Since it sits in your bag and you are not using it, sell it. But hurry, its losing value. However if it reaches a point where you don't think you can get much for it (condition, shutter count), I wouldn't give it away for a few hundred dollars. 

I kept mine because I still use it, just not as much. Besides its a great body and I couldn't part with it.


----------



## alexturton (Mar 9, 2013)

Sell both and buy a 5d3


----------



## brad-man (Mar 9, 2013)

jpk said:


> Thanks for all the opinions. I use my cameras for family stuff but I also like to shoot at airshows. A buddy of mine and I like to travel to the regional ones and the season here in the southeast is going to be cranking up soon. The only center focus accuracy of the 5DII doesn't bother me as I use center focus only on my 7D as well. I know it is a more sensitive and improved AF system on the 7D but so far I haven't had any issues. I do like the little extra reach of the 7D using the 70-200 2.8.
########
- _Set task 1_
In the forum thread about selling a camera, copy the passage from "Since it sits" to "alexturton (Mar 9, 2013)", substituting "closet" for "bag".
The text and the records have no connection to each other.

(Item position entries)
########
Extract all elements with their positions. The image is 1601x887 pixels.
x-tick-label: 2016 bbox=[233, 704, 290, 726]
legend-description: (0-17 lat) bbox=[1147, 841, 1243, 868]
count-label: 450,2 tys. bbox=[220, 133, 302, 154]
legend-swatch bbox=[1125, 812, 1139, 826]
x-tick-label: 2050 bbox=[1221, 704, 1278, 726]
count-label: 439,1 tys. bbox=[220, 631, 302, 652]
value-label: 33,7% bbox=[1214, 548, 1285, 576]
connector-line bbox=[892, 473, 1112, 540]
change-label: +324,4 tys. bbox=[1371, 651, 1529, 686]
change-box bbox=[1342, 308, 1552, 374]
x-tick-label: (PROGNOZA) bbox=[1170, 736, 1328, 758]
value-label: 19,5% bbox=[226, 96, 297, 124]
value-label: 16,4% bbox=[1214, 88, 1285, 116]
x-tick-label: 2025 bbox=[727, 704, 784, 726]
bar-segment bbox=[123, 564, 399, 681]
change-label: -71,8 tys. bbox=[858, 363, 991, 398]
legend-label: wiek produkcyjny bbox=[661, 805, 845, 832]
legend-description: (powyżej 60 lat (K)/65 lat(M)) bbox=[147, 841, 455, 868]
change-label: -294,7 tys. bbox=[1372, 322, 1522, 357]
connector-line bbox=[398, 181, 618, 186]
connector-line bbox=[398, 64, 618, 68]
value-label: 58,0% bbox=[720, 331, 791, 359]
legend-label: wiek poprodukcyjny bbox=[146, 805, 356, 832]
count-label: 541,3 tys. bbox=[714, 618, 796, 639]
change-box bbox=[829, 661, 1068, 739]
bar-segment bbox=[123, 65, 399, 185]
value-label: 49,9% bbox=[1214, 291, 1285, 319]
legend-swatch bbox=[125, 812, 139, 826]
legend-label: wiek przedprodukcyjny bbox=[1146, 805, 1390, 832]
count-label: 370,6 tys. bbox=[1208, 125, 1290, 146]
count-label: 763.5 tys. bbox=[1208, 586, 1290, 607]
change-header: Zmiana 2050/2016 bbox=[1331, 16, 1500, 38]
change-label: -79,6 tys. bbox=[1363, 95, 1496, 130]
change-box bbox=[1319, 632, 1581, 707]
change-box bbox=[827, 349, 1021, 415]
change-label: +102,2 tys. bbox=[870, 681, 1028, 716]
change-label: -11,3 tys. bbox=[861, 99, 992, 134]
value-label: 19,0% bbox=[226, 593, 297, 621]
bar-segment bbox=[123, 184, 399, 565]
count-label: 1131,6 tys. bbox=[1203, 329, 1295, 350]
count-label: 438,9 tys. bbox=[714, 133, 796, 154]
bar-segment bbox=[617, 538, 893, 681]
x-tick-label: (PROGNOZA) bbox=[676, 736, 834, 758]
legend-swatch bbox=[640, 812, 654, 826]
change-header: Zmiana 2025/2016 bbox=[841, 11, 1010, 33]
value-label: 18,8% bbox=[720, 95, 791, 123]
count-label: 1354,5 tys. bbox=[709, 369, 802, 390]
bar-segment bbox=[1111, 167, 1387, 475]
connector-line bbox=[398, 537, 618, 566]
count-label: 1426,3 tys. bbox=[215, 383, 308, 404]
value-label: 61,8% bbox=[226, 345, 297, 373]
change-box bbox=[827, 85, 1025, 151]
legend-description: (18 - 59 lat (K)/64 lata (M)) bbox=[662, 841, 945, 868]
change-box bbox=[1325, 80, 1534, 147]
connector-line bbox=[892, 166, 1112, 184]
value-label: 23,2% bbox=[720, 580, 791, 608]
########
- _Set task 2_
Rewrite the records as a JSON list of strings, one string per line and blank lines left out, from the first line of the records to the line with "value-label: 19,0% bbox=[226, 593, 297, 621]".

- _Problem solution 1_
Since it sits in your closet and you are not using it, sell it. But hurry, its losing value. However if it reaches a point where you don't think you can get much for it (condition, shutter count), I wouldn't give it away for a few hundred dollars. 

I kept mine because I still use it, just not as much. Besides its a great body and I couldn't part with it.


----------



## alexturton (Mar 9, 2013)

- _Problem solution 2_
[
  "Extract all elements with their positions. The image is 1601x887 pixels.",
  "x-tick-label: 2016 bbox=[233, 704, 290, 726]",
  "legend-description: (0-17 lat) bbox=[1147, 841, 1243, 868]",
  "count-label: 450,2 tys. bbox=[220, 133, 302, 154]",
  "legend-swatch bbox=[1125, 812, 1139, 826]",
  "x-tick-label: 2050 bbox=[1221, 704, 1278, 726]",
  "count-label: 439,1 tys. bbox=[220, 631, 302, 652]",
  "value-label: 33,7% bbox=[1214, 548, 1285, 576]",
  "connector-line bbox=[892, 473, 1112, 540]",
  "change-label: +324,4 tys. bbox=[1371, 651, 1529, 686]",
  "change-box bbox=[1342, 308, 1552, 374]",
  "x-tick-label: (PROGNOZA) bbox=[1170, 736, 1328, 758]",
  "value-label: 19,5% bbox=[226, 96, 297, 124]",
  "value-label: 16,4% bbox=[1214, 88, 1285, 116]",
  "x-tick-label: 2025 bbox=[727, 704, 784, 726]",
  "bar-segment bbox=[123, 564, 399, 681]",
  "change-label: -71,8 tys. bbox=[858, 363, 991, 398]",
  "legend-label: wiek produkcyjny bbox=[661, 805, 845, 832]",
  "legend-description: (powyżej 60 lat (K)/65 lat(M)) bbox=[147, 841, 455, 868]",
  "change-label: -294,7 tys. bbox=[1372, 322, 1522, 357]",
  "connector-line bbox=[398, 181, 618, 186]",
  "connector-line bbox=[398, 64, 618, 68]",
  "value-label: 58,0% bbox=[720, 331, 791, 359]",
  "legend-label: wiek poprodukcyjny bbox=[146, 805, 356, 832]",
  "count-label: 541,3 tys. bbox=[714, 618, 796, 639]",
  "change-box bbox=[829, 661, 1068, 739]",
  "bar-segment bbox=[123, 65, 399, 185]",
  "value-label: 49,9% bbox=[1214, 291, 1285, 319]",
  "legend-swatch bbox=[125, 812, 139, 826]",
  "legend-label: wiek przedprodukcyjny bbox=[1146, 805, 1390, 832]",
  "count-label: 370,6 tys. bbox=[1208, 125, 1290, 146]",
  "count-label: 763.5 tys. bbox=[1208, 586, 1290, 607]",
  "change-header: Zmiana 2050/2016 bbox=[1331, 16, 1500, 38]",
  "change-label: -79,6 tys. bbox=[1363, 95, 1496, 130]",
  "change-box bbox=[1319, 632, 1581, 707]",
  "change-box bbox=[827, 349, 1021, 415]",
  "change-label: +102,2 tys. bbox=[870, 681, 1028, 716]",
  "change-label: -11,3 tys. bbox=[861, 99, 992, 134]",
  "value-label: 19,0% bbox=[226, 593, 297, 621]"
]